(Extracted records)
━━━━━━━━━━━━━━━━
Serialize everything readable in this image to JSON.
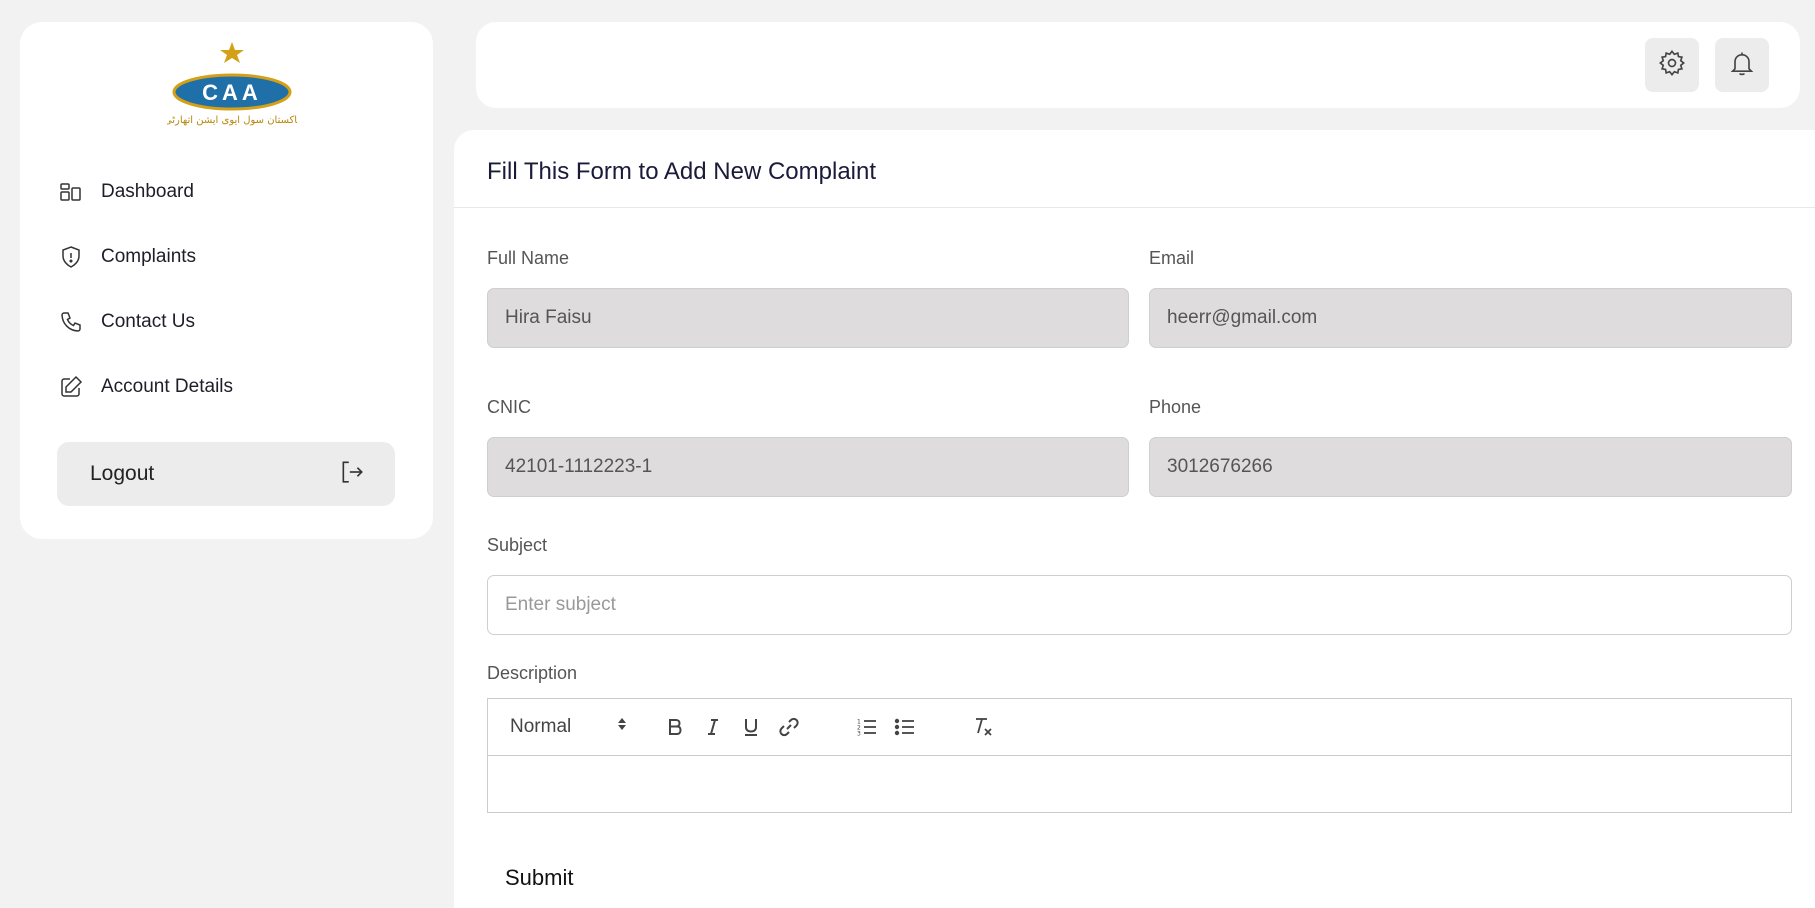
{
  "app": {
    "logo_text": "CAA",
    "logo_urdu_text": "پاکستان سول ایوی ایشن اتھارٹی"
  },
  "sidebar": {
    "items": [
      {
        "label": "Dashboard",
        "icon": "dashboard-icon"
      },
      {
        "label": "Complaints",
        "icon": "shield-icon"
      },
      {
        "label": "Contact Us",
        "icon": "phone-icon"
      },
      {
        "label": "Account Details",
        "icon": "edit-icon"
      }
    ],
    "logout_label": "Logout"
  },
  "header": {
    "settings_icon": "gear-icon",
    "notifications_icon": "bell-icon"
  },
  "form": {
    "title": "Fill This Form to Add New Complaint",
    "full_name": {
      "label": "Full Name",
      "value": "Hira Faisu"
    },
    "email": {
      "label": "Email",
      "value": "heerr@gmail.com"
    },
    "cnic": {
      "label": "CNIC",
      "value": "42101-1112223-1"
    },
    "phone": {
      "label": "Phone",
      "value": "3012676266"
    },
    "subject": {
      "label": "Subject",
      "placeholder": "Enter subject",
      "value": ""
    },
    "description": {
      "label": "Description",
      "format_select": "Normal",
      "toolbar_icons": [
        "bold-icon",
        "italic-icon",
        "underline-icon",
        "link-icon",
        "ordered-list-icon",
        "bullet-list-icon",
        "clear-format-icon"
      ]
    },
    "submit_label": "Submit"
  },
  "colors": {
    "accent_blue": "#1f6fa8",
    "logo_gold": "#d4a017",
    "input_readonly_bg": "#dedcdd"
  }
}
━━━━━━━━━━━━━━━━
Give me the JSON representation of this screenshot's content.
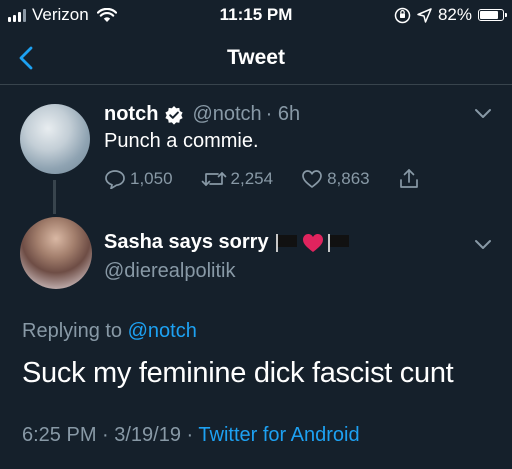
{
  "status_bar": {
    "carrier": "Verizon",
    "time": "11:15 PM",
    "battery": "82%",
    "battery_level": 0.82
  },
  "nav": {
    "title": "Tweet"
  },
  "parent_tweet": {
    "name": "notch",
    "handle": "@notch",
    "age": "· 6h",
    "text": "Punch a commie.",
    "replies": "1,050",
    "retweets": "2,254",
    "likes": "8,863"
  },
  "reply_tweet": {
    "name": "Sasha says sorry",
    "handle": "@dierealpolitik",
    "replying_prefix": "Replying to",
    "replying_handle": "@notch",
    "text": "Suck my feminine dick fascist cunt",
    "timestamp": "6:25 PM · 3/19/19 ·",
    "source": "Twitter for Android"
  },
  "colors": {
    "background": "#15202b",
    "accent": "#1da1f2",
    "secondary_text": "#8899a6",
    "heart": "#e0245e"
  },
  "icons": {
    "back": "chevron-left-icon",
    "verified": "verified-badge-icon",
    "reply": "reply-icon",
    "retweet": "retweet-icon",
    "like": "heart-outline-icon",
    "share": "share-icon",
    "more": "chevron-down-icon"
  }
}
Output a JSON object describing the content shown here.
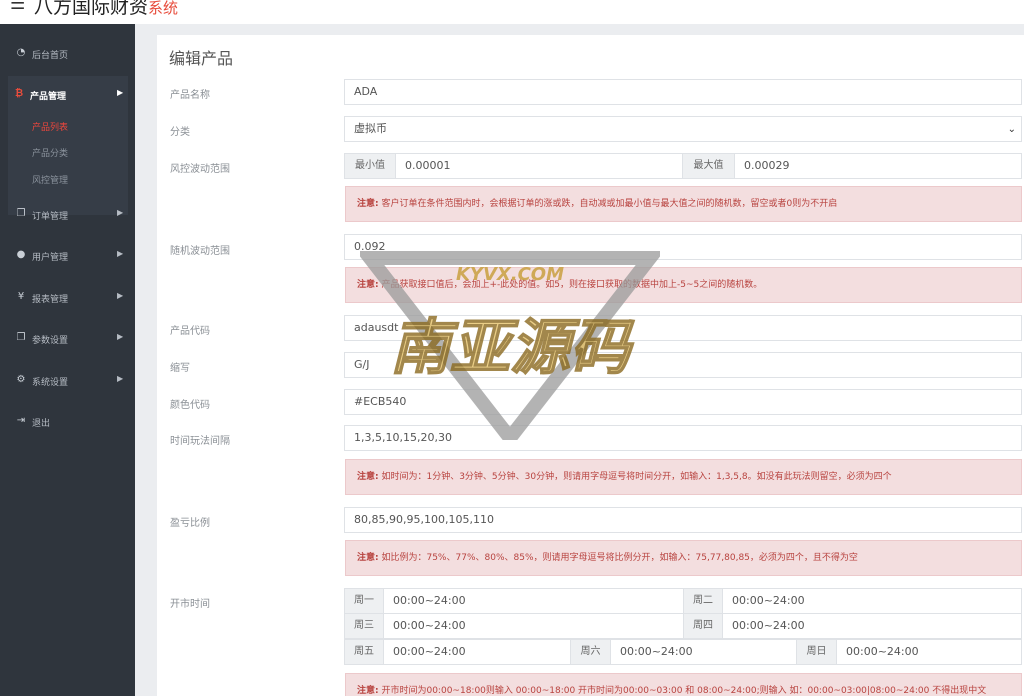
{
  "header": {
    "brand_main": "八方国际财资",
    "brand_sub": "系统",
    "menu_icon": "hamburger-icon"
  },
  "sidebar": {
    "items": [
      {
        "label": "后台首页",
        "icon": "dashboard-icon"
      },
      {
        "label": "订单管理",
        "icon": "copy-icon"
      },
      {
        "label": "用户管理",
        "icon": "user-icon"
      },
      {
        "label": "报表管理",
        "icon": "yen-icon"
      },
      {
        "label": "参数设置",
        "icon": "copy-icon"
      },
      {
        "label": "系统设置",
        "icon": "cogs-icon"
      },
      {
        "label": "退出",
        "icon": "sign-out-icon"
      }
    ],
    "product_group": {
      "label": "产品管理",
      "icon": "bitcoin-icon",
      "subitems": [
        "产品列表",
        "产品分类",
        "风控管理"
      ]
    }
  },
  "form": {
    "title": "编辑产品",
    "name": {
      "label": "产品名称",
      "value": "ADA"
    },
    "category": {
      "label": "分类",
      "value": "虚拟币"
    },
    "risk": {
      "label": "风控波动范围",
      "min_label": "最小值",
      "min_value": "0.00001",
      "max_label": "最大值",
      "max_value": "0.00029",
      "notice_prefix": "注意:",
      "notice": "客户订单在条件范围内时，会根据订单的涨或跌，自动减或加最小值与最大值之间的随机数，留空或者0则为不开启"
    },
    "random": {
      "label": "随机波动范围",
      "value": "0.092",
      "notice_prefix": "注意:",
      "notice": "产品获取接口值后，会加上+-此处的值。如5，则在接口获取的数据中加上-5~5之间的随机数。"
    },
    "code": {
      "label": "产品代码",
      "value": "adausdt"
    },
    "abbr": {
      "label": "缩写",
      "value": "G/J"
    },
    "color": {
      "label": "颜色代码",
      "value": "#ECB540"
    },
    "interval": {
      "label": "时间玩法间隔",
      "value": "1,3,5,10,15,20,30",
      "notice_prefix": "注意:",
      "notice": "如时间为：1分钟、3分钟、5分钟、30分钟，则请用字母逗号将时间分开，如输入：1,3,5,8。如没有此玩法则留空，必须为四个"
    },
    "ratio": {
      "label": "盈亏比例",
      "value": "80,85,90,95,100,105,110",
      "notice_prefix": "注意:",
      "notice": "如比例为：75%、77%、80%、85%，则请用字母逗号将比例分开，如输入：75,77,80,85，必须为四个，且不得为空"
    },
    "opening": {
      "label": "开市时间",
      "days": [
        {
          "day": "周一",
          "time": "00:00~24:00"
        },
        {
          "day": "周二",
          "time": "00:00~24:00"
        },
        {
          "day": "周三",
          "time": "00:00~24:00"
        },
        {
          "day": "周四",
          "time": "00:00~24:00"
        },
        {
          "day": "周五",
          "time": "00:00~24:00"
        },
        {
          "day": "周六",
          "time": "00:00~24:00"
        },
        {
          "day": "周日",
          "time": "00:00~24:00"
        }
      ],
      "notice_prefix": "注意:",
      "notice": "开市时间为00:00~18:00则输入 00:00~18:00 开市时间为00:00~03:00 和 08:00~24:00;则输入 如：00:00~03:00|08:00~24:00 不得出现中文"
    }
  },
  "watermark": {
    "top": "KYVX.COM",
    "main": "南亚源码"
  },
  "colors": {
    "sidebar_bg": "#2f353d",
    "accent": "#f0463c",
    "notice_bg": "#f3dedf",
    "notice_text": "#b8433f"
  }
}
━━━━━━━━━━━━━━━━
From the listing above, copy out each line where the word "notch" appears.

* **ANSWER IN FULL**:
    "name": "notch",
    "handle": "@notch",
    "replying_handle": "@notch",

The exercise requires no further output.